* [DO THIS] Return all of the data exactly as given.

··· ENTRIES

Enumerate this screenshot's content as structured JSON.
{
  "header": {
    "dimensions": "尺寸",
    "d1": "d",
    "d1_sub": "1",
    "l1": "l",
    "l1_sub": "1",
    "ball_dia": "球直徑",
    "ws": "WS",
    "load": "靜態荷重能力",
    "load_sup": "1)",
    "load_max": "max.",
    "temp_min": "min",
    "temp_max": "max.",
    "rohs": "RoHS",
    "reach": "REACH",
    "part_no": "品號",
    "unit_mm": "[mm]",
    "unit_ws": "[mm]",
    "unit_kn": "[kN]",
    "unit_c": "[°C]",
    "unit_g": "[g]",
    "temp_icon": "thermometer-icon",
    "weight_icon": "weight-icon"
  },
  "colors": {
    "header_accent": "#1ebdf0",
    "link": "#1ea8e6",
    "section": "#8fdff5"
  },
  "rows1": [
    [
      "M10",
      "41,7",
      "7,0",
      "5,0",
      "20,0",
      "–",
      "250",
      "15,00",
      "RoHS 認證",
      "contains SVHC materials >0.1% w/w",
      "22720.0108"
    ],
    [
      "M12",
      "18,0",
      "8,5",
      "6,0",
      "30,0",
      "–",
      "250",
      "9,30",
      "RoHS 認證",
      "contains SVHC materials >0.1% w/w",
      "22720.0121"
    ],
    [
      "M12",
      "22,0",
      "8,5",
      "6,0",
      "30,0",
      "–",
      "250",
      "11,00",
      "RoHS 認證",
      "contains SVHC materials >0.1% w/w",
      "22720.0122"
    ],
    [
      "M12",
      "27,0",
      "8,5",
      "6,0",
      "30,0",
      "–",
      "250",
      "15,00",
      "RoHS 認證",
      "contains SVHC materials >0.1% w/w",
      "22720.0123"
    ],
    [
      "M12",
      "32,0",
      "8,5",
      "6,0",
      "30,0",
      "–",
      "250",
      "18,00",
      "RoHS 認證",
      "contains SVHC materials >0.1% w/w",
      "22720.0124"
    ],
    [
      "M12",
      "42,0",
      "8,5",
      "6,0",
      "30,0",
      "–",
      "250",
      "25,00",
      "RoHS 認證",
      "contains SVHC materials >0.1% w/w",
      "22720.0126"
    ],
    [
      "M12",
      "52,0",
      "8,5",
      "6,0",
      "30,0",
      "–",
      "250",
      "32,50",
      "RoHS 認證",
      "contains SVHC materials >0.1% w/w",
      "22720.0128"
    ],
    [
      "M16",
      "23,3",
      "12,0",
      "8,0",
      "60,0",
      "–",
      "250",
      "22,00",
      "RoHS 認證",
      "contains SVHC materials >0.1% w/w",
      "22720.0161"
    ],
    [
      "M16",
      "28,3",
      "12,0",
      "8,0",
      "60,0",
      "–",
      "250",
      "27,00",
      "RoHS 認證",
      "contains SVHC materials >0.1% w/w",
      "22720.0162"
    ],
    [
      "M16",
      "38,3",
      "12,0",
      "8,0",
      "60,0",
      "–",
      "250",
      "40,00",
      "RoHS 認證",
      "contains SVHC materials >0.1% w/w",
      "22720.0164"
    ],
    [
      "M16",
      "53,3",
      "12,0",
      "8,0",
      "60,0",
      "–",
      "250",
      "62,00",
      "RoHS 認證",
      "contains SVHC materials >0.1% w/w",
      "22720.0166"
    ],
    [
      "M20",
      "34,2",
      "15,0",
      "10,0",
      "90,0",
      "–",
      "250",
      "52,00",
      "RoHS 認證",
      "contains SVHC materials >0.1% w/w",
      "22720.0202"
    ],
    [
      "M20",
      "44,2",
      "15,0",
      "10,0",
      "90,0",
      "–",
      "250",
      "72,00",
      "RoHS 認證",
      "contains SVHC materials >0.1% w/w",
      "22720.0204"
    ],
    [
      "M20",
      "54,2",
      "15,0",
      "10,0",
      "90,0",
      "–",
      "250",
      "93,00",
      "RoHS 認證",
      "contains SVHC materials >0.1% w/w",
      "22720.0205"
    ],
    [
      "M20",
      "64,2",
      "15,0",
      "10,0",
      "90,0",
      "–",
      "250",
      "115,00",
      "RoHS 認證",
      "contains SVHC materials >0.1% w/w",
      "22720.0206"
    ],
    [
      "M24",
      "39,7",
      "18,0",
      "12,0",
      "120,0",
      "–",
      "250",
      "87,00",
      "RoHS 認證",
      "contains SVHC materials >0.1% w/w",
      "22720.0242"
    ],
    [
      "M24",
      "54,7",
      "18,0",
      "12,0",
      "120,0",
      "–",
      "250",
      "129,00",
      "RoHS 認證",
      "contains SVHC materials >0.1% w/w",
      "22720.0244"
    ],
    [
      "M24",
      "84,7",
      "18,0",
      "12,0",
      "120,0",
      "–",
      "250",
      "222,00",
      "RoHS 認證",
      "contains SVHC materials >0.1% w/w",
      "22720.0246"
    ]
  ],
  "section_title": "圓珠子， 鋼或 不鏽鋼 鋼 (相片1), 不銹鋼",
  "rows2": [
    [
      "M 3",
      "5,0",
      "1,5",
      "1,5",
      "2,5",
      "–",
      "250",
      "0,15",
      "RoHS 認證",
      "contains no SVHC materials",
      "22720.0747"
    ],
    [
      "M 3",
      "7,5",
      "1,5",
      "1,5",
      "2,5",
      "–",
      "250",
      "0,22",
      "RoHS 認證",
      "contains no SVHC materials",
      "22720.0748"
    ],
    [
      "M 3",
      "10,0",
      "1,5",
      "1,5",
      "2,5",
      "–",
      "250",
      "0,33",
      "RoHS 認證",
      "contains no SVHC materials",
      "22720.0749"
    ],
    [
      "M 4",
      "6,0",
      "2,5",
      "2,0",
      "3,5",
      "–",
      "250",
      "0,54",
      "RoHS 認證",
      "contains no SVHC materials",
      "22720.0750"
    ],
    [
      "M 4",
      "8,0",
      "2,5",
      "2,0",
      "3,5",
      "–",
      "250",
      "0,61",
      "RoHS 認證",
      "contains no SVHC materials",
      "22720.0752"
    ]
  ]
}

······

* [EXERCISE RESULT]
Enumerate this screenshot's content as structured JSON.
{
  "header": {
    "dimensions": "尺寸",
    "d1": "d",
    "d1_sub": "1",
    "l1": "l",
    "l1_sub": "1",
    "ball_dia": "球直徑",
    "ws": "WS",
    "load": "靜態荷重能力",
    "load_sup": "1)",
    "load_max": "max.",
    "temp_min": "min",
    "temp_max": "max.",
    "rohs": "RoHS",
    "reach": "REACH",
    "part_no": "品號",
    "unit_mm": "[mm]",
    "unit_ws": "[mm]",
    "unit_kn": "[kN]",
    "unit_c": "[°C]",
    "unit_g": "[g]",
    "temp_icon": "thermometer-icon",
    "weight_icon": "weight-icon"
  },
  "colors": {
    "header_accent": "#1ebdf0",
    "link": "#1ea8e6",
    "section": "#8fdff5"
  },
  "rows1": [
    [
      "M10",
      "41,7",
      "7,0",
      "5,0",
      "20,0",
      "–",
      "250",
      "15,00",
      "RoHS 認證",
      "contains SVHC materials >0.1% w/w",
      "22720.0108"
    ],
    [
      "M12",
      "18,0",
      "8,5",
      "6,0",
      "30,0",
      "–",
      "250",
      "9,30",
      "RoHS 認證",
      "contains SVHC materials >0.1% w/w",
      "22720.0121"
    ],
    [
      "M12",
      "22,0",
      "8,5",
      "6,0",
      "30,0",
      "–",
      "250",
      "11,00",
      "RoHS 認證",
      "contains SVHC materials >0.1% w/w",
      "22720.0122"
    ],
    [
      "M12",
      "27,0",
      "8,5",
      "6,0",
      "30,0",
      "–",
      "250",
      "15,00",
      "RoHS 認證",
      "contains SVHC materials >0.1% w/w",
      "22720.0123"
    ],
    [
      "M12",
      "32,0",
      "8,5",
      "6,0",
      "30,0",
      "–",
      "250",
      "18,00",
      "RoHS 認證",
      "contains SVHC materials >0.1% w/w",
      "22720.0124"
    ],
    [
      "M12",
      "42,0",
      "8,5",
      "6,0",
      "30,0",
      "–",
      "250",
      "25,00",
      "RoHS 認證",
      "contains SVHC materials >0.1% w/w",
      "22720.0126"
    ],
    [
      "M12",
      "52,0",
      "8,5",
      "6,0",
      "30,0",
      "–",
      "250",
      "32,50",
      "RoHS 認證",
      "contains SVHC materials >0.1% w/w",
      "22720.0128"
    ],
    [
      "M16",
      "23,3",
      "12,0",
      "8,0",
      "60,0",
      "–",
      "250",
      "22,00",
      "RoHS 認證",
      "contains SVHC materials >0.1% w/w",
      "22720.0161"
    ],
    [
      "M16",
      "28,3",
      "12,0",
      "8,0",
      "60,0",
      "–",
      "250",
      "27,00",
      "RoHS 認證",
      "contains SVHC materials >0.1% w/w",
      "22720.0162"
    ],
    [
      "M16",
      "38,3",
      "12,0",
      "8,0",
      "60,0",
      "–",
      "250",
      "40,00",
      "RoHS 認證",
      "contains SVHC materials >0.1% w/w",
      "22720.0164"
    ],
    [
      "M16",
      "53,3",
      "12,0",
      "8,0",
      "60,0",
      "–",
      "250",
      "62,00",
      "RoHS 認證",
      "contains SVHC materials >0.1% w/w",
      "22720.0166"
    ],
    [
      "M20",
      "34,2",
      "15,0",
      "10,0",
      "90,0",
      "–",
      "250",
      "52,00",
      "RoHS 認證",
      "contains SVHC materials >0.1% w/w",
      "22720.0202"
    ],
    [
      "M20",
      "44,2",
      "15,0",
      "10,0",
      "90,0",
      "–",
      "250",
      "72,00",
      "RoHS 認證",
      "contains SVHC materials >0.1% w/w",
      "22720.0204"
    ],
    [
      "M20",
      "54,2",
      "15,0",
      "10,0",
      "90,0",
      "–",
      "250",
      "93,00",
      "RoHS 認證",
      "contains SVHC materials >0.1% w/w",
      "22720.0205"
    ],
    [
      "M20",
      "64,2",
      "15,0",
      "10,0",
      "90,0",
      "–",
      "250",
      "115,00",
      "RoHS 認證",
      "contains SVHC materials >0.1% w/w",
      "22720.0206"
    ],
    [
      "M24",
      "39,7",
      "18,0",
      "12,0",
      "120,0",
      "–",
      "250",
      "87,00",
      "RoHS 認證",
      "contains SVHC materials >0.1% w/w",
      "22720.0242"
    ],
    [
      "M24",
      "54,7",
      "18,0",
      "12,0",
      "120,0",
      "–",
      "250",
      "129,00",
      "RoHS 認證",
      "contains SVHC materials >0.1% w/w",
      "22720.0244"
    ],
    [
      "M24",
      "84,7",
      "18,0",
      "12,0",
      "120,0",
      "–",
      "250",
      "222,00",
      "RoHS 認證",
      "contains SVHC materials >0.1% w/w",
      "22720.0246"
    ]
  ],
  "section_title": "圓珠子， 鋼或 不鏽鋼 鋼 (相片1), 不銹鋼",
  "rows2": [
    [
      "M 3",
      "5,0",
      "1,5",
      "1,5",
      "2,5",
      "–",
      "250",
      "0,15",
      "RoHS 認證",
      "contains no SVHC materials",
      "22720.0747"
    ],
    [
      "M 3",
      "7,5",
      "1,5",
      "1,5",
      "2,5",
      "–",
      "250",
      "0,22",
      "RoHS 認證",
      "contains no SVHC materials",
      "22720.0748"
    ],
    [
      "M 3",
      "10,0",
      "1,5",
      "1,5",
      "2,5",
      "–",
      "250",
      "0,33",
      "RoHS 認證",
      "contains no SVHC materials",
      "22720.0749"
    ],
    [
      "M 4",
      "6,0",
      "2,5",
      "2,0",
      "3,5",
      "–",
      "250",
      "0,54",
      "RoHS 認證",
      "contains no SVHC materials",
      "22720.0750"
    ],
    [
      "M 4",
      "8,0",
      "2,5",
      "2,0",
      "3,5",
      "–",
      "250",
      "0,61",
      "RoHS 認證",
      "contains no SVHC materials",
      "22720.0752"
    ]
  ]
}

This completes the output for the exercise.